(Source data)
+++

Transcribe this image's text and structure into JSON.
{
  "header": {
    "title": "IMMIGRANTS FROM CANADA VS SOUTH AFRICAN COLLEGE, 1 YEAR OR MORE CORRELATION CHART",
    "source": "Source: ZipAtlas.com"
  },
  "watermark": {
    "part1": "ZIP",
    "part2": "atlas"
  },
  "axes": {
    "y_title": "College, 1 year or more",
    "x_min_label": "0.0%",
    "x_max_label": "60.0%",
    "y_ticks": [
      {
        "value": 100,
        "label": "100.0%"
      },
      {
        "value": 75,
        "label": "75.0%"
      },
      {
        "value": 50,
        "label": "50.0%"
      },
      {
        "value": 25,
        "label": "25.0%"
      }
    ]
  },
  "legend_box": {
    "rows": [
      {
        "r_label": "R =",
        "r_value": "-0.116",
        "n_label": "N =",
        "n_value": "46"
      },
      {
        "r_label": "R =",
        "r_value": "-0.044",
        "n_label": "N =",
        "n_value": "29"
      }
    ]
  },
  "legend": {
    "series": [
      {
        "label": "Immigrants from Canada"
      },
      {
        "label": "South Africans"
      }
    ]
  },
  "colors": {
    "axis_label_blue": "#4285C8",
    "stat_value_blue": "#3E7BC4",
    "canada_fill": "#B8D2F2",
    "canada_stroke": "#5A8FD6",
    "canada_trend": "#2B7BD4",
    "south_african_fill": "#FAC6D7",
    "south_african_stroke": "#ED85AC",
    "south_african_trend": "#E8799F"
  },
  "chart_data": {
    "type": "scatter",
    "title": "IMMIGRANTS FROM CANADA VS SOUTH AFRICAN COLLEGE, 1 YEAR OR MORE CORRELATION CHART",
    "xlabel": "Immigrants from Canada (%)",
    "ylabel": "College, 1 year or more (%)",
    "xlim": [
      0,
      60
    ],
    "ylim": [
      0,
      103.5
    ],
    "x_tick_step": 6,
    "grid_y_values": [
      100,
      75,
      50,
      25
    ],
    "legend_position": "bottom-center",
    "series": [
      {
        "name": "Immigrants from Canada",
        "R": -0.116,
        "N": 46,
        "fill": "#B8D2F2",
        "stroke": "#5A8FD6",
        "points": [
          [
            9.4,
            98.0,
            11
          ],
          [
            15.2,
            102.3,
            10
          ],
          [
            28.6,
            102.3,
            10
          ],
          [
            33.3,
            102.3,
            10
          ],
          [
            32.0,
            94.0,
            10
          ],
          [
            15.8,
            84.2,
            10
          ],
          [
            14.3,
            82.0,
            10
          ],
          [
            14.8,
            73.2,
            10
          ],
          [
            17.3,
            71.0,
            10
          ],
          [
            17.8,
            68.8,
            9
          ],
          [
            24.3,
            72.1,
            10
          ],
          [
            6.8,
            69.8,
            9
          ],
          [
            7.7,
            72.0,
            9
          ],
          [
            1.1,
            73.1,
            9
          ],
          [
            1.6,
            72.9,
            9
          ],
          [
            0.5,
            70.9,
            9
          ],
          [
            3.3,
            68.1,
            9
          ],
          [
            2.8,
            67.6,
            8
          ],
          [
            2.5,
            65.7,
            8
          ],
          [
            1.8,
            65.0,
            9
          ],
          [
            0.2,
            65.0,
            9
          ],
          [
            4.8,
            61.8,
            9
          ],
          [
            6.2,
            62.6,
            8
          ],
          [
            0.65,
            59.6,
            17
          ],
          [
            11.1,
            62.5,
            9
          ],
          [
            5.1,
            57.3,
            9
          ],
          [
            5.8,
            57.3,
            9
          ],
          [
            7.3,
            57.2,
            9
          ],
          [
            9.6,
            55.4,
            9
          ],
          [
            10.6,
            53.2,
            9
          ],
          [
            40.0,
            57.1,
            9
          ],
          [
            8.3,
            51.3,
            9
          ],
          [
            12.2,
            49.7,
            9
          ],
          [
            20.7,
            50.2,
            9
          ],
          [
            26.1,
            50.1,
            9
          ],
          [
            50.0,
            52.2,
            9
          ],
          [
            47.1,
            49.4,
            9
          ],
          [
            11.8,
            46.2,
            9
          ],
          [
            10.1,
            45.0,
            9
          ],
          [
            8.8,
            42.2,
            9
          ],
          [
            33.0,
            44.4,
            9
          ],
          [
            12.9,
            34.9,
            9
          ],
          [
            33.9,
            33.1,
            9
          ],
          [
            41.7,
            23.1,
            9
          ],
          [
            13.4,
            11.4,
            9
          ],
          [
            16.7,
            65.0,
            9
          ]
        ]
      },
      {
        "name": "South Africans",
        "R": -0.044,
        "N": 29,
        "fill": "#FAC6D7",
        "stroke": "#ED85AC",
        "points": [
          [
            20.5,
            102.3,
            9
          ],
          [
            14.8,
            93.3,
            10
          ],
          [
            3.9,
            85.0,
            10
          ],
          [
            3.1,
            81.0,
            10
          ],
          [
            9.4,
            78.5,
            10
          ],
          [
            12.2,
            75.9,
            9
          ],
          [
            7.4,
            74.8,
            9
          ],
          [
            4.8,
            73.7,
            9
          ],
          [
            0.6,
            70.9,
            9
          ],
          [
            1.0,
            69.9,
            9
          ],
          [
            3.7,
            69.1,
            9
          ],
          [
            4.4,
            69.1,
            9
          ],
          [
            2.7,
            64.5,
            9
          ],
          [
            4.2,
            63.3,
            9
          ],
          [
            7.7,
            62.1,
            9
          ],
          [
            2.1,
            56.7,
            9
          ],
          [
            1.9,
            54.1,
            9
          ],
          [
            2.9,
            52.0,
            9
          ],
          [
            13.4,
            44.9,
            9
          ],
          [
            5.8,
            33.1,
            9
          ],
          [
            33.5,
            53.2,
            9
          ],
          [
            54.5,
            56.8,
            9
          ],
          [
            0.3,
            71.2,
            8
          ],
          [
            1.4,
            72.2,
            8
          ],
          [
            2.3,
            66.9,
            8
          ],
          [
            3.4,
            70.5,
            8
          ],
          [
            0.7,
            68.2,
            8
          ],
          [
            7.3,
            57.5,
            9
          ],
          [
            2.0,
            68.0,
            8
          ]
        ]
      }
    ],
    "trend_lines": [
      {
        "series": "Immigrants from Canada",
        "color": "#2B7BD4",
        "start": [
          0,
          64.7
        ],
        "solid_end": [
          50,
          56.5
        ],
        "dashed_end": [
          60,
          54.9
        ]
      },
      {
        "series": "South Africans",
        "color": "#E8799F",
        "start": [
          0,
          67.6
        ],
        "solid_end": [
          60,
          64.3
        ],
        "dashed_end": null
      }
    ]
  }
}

+++

**EXERCISE OBJECTIVE**
Write the data from above out again, exactly.

**ANSWER TO THE EXERCISE**
Transcribe this image's text and structure into JSON.
{
  "header": {
    "title": "IMMIGRANTS FROM CANADA VS SOUTH AFRICAN COLLEGE, 1 YEAR OR MORE CORRELATION CHART",
    "source": "Source: ZipAtlas.com"
  },
  "watermark": {
    "part1": "ZIP",
    "part2": "atlas"
  },
  "axes": {
    "y_title": "College, 1 year or more",
    "x_min_label": "0.0%",
    "x_max_label": "60.0%",
    "y_ticks": [
      {
        "value": 100,
        "label": "100.0%"
      },
      {
        "value": 75,
        "label": "75.0%"
      },
      {
        "value": 50,
        "label": "50.0%"
      },
      {
        "value": 25,
        "label": "25.0%"
      }
    ]
  },
  "legend_box": {
    "rows": [
      {
        "r_label": "R =",
        "r_value": "-0.116",
        "n_label": "N =",
        "n_value": "46"
      },
      {
        "r_label": "R =",
        "r_value": "-0.044",
        "n_label": "N =",
        "n_value": "29"
      }
    ]
  },
  "legend": {
    "series": [
      {
        "label": "Immigrants from Canada"
      },
      {
        "label": "South Africans"
      }
    ]
  },
  "colors": {
    "axis_label_blue": "#4285C8",
    "stat_value_blue": "#3E7BC4",
    "canada_fill": "#B8D2F2",
    "canada_stroke": "#5A8FD6",
    "canada_trend": "#2B7BD4",
    "south_african_fill": "#FAC6D7",
    "south_african_stroke": "#ED85AC",
    "south_african_trend": "#E8799F"
  },
  "chart_data": {
    "type": "scatter",
    "title": "IMMIGRANTS FROM CANADA VS SOUTH AFRICAN COLLEGE, 1 YEAR OR MORE CORRELATION CHART",
    "xlabel": "Immigrants from Canada (%)",
    "ylabel": "College, 1 year or more (%)",
    "xlim": [
      0,
      60
    ],
    "ylim": [
      0,
      103.5
    ],
    "x_tick_step": 6,
    "grid_y_values": [
      100,
      75,
      50,
      25
    ],
    "legend_position": "bottom-center",
    "series": [
      {
        "name": "Immigrants from Canada",
        "R": -0.116,
        "N": 46,
        "fill": "#B8D2F2",
        "stroke": "#5A8FD6",
        "points": [
          [
            9.4,
            98.0,
            11
          ],
          [
            15.2,
            102.3,
            10
          ],
          [
            28.6,
            102.3,
            10
          ],
          [
            33.3,
            102.3,
            10
          ],
          [
            32.0,
            94.0,
            10
          ],
          [
            15.8,
            84.2,
            10
          ],
          [
            14.3,
            82.0,
            10
          ],
          [
            14.8,
            73.2,
            10
          ],
          [
            17.3,
            71.0,
            10
          ],
          [
            17.8,
            68.8,
            9
          ],
          [
            24.3,
            72.1,
            10
          ],
          [
            6.8,
            69.8,
            9
          ],
          [
            7.7,
            72.0,
            9
          ],
          [
            1.1,
            73.1,
            9
          ],
          [
            1.6,
            72.9,
            9
          ],
          [
            0.5,
            70.9,
            9
          ],
          [
            3.3,
            68.1,
            9
          ],
          [
            2.8,
            67.6,
            8
          ],
          [
            2.5,
            65.7,
            8
          ],
          [
            1.8,
            65.0,
            9
          ],
          [
            0.2,
            65.0,
            9
          ],
          [
            4.8,
            61.8,
            9
          ],
          [
            6.2,
            62.6,
            8
          ],
          [
            0.65,
            59.6,
            17
          ],
          [
            11.1,
            62.5,
            9
          ],
          [
            5.1,
            57.3,
            9
          ],
          [
            5.8,
            57.3,
            9
          ],
          [
            7.3,
            57.2,
            9
          ],
          [
            9.6,
            55.4,
            9
          ],
          [
            10.6,
            53.2,
            9
          ],
          [
            40.0,
            57.1,
            9
          ],
          [
            8.3,
            51.3,
            9
          ],
          [
            12.2,
            49.7,
            9
          ],
          [
            20.7,
            50.2,
            9
          ],
          [
            26.1,
            50.1,
            9
          ],
          [
            50.0,
            52.2,
            9
          ],
          [
            47.1,
            49.4,
            9
          ],
          [
            11.8,
            46.2,
            9
          ],
          [
            10.1,
            45.0,
            9
          ],
          [
            8.8,
            42.2,
            9
          ],
          [
            33.0,
            44.4,
            9
          ],
          [
            12.9,
            34.9,
            9
          ],
          [
            33.9,
            33.1,
            9
          ],
          [
            41.7,
            23.1,
            9
          ],
          [
            13.4,
            11.4,
            9
          ],
          [
            16.7,
            65.0,
            9
          ]
        ]
      },
      {
        "name": "South Africans",
        "R": -0.044,
        "N": 29,
        "fill": "#FAC6D7",
        "stroke": "#ED85AC",
        "points": [
          [
            20.5,
            102.3,
            9
          ],
          [
            14.8,
            93.3,
            10
          ],
          [
            3.9,
            85.0,
            10
          ],
          [
            3.1,
            81.0,
            10
          ],
          [
            9.4,
            78.5,
            10
          ],
          [
            12.2,
            75.9,
            9
          ],
          [
            7.4,
            74.8,
            9
          ],
          [
            4.8,
            73.7,
            9
          ],
          [
            0.6,
            70.9,
            9
          ],
          [
            1.0,
            69.9,
            9
          ],
          [
            3.7,
            69.1,
            9
          ],
          [
            4.4,
            69.1,
            9
          ],
          [
            2.7,
            64.5,
            9
          ],
          [
            4.2,
            63.3,
            9
          ],
          [
            7.7,
            62.1,
            9
          ],
          [
            2.1,
            56.7,
            9
          ],
          [
            1.9,
            54.1,
            9
          ],
          [
            2.9,
            52.0,
            9
          ],
          [
            13.4,
            44.9,
            9
          ],
          [
            5.8,
            33.1,
            9
          ],
          [
            33.5,
            53.2,
            9
          ],
          [
            54.5,
            56.8,
            9
          ],
          [
            0.3,
            71.2,
            8
          ],
          [
            1.4,
            72.2,
            8
          ],
          [
            2.3,
            66.9,
            8
          ],
          [
            3.4,
            70.5,
            8
          ],
          [
            0.7,
            68.2,
            8
          ],
          [
            7.3,
            57.5,
            9
          ],
          [
            2.0,
            68.0,
            8
          ]
        ]
      }
    ],
    "trend_lines": [
      {
        "series": "Immigrants from Canada",
        "color": "#2B7BD4",
        "start": [
          0,
          64.7
        ],
        "solid_end": [
          50,
          56.5
        ],
        "dashed_end": [
          60,
          54.9
        ]
      },
      {
        "series": "South Africans",
        "color": "#E8799F",
        "start": [
          0,
          67.6
        ],
        "solid_end": [
          60,
          64.3
        ],
        "dashed_end": null
      }
    ]
  }
}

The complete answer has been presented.